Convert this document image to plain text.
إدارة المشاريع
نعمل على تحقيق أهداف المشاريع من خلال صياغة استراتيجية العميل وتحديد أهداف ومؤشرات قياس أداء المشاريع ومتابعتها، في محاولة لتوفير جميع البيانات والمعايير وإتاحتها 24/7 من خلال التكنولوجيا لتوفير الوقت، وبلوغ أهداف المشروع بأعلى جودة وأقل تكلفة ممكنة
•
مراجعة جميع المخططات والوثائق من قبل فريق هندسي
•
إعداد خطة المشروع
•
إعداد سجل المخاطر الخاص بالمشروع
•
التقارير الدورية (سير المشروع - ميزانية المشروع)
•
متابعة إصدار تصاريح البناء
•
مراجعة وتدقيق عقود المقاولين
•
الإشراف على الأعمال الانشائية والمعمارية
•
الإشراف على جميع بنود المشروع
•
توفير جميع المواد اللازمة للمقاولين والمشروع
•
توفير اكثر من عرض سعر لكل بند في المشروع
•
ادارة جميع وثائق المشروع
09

--------------------------------

Transcribe the entire listing above precisely.

Convert this document image to plain text.
إدارة المشاريع
نعمل على تحقيق أهداف المشاريع من خلال صياغة استراتيجية العميل وتحديد أهداف ومؤشرات قياس أداء المشاريع ومتابعتها، في محاولة لتوفير جميع البيانات والمعايير وإتاحتها 24/7 من خلال التكنولوجيا لتوفير الوقت، وبلوغ أهداف المشروع بأعلى جودة وأقل تكلفة ممكنة
•
مراجعة جميع المخططات والوثائق من قبل فريق هندسي
•
إعداد خطة المشروع
•
إعداد سجل المخاطر الخاص بالمشروع
•
التقارير الدورية (سير المشروع - ميزانية المشروع)
•
متابعة إصدار تصاريح البناء
•
مراجعة وتدقيق عقود المقاولين
•
الإشراف على الأعمال الانشائية والمعمارية
•
الإشراف على جميع بنود المشروع
•
توفير جميع المواد اللازمة للمقاولين والمشروع
•
توفير اكثر من عرض سعر لكل بند في المشروع
•
ادارة جميع وثائق المشروع
09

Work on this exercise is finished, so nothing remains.